◆ Stored records
-- BEGIN --

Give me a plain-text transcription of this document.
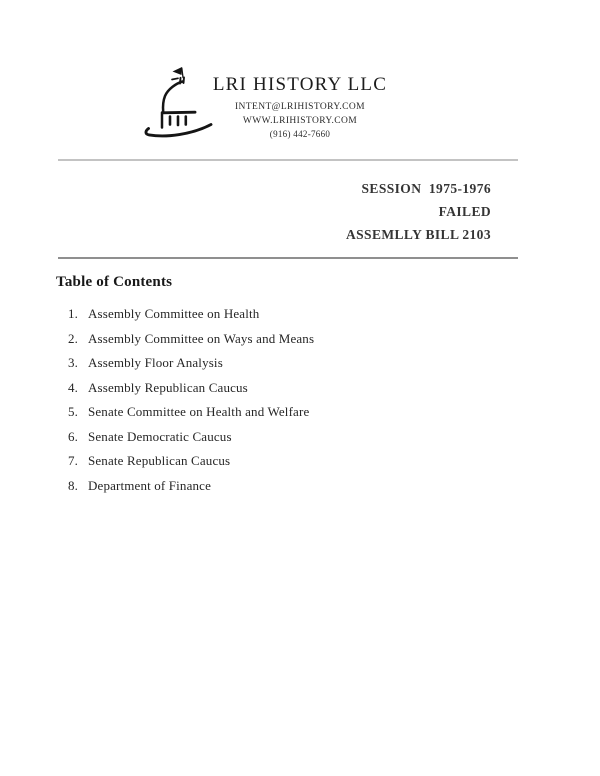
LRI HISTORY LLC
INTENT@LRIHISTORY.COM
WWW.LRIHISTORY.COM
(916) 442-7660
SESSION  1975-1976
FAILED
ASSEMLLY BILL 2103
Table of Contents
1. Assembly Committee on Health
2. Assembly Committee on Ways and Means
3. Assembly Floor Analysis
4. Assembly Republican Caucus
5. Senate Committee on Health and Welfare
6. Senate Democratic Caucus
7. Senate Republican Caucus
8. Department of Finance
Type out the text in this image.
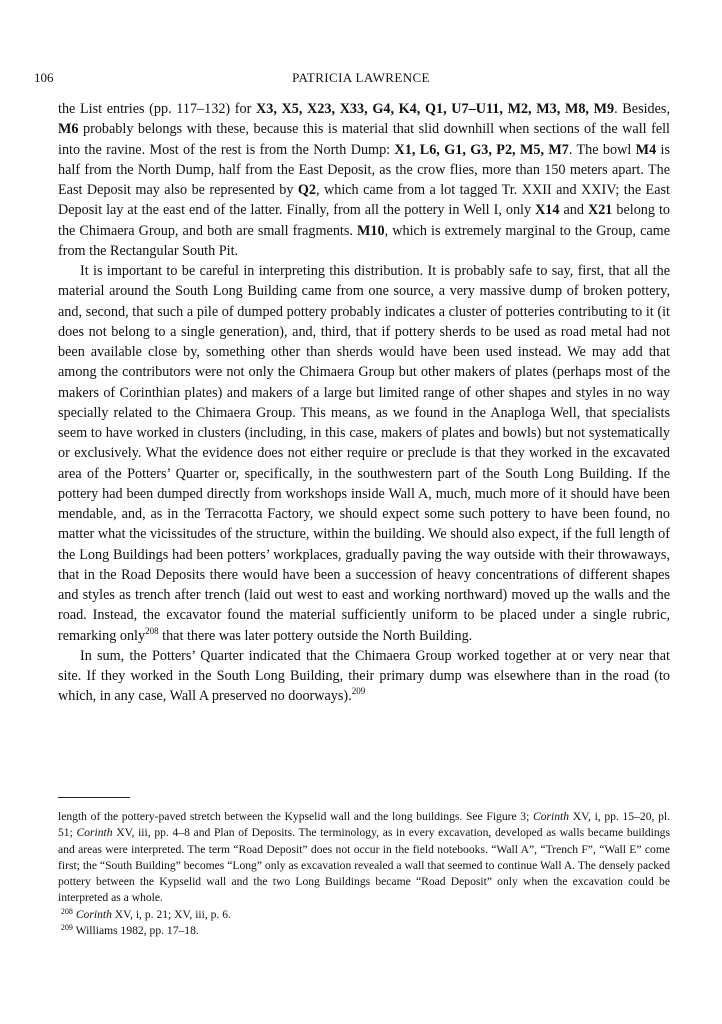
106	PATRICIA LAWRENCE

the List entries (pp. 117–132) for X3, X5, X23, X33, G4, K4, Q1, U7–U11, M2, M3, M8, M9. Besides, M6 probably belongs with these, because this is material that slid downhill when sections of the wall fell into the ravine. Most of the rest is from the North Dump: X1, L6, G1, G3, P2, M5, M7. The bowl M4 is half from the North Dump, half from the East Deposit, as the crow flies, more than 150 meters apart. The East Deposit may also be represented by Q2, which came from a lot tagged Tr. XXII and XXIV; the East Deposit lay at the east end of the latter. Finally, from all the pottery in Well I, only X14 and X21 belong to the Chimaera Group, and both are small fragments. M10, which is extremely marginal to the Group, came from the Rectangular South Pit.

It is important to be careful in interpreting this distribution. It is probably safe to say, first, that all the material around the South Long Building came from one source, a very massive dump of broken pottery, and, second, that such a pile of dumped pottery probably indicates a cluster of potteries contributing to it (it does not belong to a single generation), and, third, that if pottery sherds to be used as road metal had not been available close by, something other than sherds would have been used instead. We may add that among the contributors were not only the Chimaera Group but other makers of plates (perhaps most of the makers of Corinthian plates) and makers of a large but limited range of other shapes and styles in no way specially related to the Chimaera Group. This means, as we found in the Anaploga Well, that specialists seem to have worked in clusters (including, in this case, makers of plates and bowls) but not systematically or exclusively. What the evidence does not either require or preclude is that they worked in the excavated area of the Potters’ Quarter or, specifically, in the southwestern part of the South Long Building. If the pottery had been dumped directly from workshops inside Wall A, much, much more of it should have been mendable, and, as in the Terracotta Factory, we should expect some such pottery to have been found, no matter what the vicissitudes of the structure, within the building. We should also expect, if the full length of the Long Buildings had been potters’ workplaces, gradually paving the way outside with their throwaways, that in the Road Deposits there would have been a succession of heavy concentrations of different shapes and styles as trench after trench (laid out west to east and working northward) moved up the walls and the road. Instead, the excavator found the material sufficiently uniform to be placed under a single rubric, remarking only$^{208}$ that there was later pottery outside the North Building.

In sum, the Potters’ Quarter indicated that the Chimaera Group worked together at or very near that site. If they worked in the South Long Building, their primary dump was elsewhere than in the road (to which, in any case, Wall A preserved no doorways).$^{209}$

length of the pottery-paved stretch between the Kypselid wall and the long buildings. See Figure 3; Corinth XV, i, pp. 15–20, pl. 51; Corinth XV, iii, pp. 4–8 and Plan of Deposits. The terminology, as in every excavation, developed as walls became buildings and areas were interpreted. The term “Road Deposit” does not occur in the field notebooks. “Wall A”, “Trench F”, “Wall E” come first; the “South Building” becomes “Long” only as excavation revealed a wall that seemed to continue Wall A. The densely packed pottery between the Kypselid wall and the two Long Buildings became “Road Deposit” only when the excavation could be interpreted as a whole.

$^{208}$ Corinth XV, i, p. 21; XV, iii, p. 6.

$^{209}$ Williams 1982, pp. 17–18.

-- END --

◆ Aim of the task
The listing above must be printed again exactly, minus its pictures.

◆ Problem solution
Give me a plain-text transcription of this document.
LRI HISTORY LLC
INTENT@LRIHISTORY.COM
WWW.LRIHISTORY.COM
(916) 442-7660
SESSION  1975-1976
FAILED
ASSEMLLY BILL 2103
Table of Contents
1. Assembly Committee on Health
2. Assembly Committee on Ways and Means
3. Assembly Floor Analysis
4. Assembly Republican Caucus
5. Senate Committee on Health and Welfare
6. Senate Democratic Caucus
7. Senate Republican Caucus
8. Department of Finance
Type out the text in this image.
106	PATRICIA LAWRENCE

the List entries (pp. 117–132) for X3, X5, X23, X33, G4, K4, Q1, U7–U11, M2, M3, M8, M9. Besides, M6 probably belongs with these, because this is material that slid downhill when sections of the wall fell into the ravine. Most of the rest is from the North Dump: X1, L6, G1, G3, P2, M5, M7. The bowl M4 is half from the North Dump, half from the East Deposit, as the crow flies, more than 150 meters apart. The East Deposit may also be represented by Q2, which came from a lot tagged Tr. XXII and XXIV; the East Deposit lay at the east end of the latter. Finally, from all the pottery in Well I, only X14 and X21 belong to the Chimaera Group, and both are small fragments. M10, which is extremely marginal to the Group, came from the Rectangular South Pit.

It is important to be careful in interpreting this distribution. It is probably safe to say, first, that all the material around the South Long Building came from one source, a very massive dump of broken pottery, and, second, that such a pile of dumped pottery probably indicates a cluster of potteries contributing to it (it does not belong to a single generation), and, third, that if pottery sherds to be used as road metal had not been available close by, something other than sherds would have been used instead. We may add that among the contributors were not only the Chimaera Group but other makers of plates (perhaps most of the makers of Corinthian plates) and makers of a large but limited range of other shapes and styles in no way specially related to the Chimaera Group. This means, as we found in the Anaploga Well, that specialists seem to have worked in clusters (including, in this case, makers of plates and bowls) but not systematically or exclusively. What the evidence does not either require or preclude is that they worked in the excavated area of the Potters’ Quarter or, specifically, in the southwestern part of the South Long Building. If the pottery had been dumped directly from workshops inside Wall A, much, much more of it should have been mendable, and, as in the Terracotta Factory, we should expect some such pottery to have been found, no matter what the vicissitudes of the structure, within the building. We should also expect, if the full length of the Long Buildings had been potters’ workplaces, gradually paving the way outside with their throwaways, that in the Road Deposits there would have been a succession of heavy concentrations of different shapes and styles as trench after trench (laid out west to east and working northward) moved up the walls and the road. Instead, the excavator found the material sufficiently uniform to be placed under a single rubric, remarking only$^{208}$ that there was later pottery outside the North Building.

In sum, the Potters’ Quarter indicated that the Chimaera Group worked together at or very near that site. If they worked in the South Long Building, their primary dump was elsewhere than in the road (to which, in any case, Wall A preserved no doorways).$^{209}$

length of the pottery-paved stretch between the Kypselid wall and the long buildings. See Figure 3; Corinth XV, i, pp. 15–20, pl. 51; Corinth XV, iii, pp. 4–8 and Plan of Deposits. The terminology, as in every excavation, developed as walls became buildings and areas were interpreted. The term “Road Deposit” does not occur in the field notebooks. “Wall A”, “Trench F”, “Wall E” come first; the “South Building” becomes “Long” only as excavation revealed a wall that seemed to continue Wall A. The densely packed pottery between the Kypselid wall and the two Long Buildings became “Road Deposit” only when the excavation could be interpreted as a whole.

$^{208}$ Corinth XV, i, p. 21; XV, iii, p. 6.

$^{209}$ Williams 1982, pp. 17–18.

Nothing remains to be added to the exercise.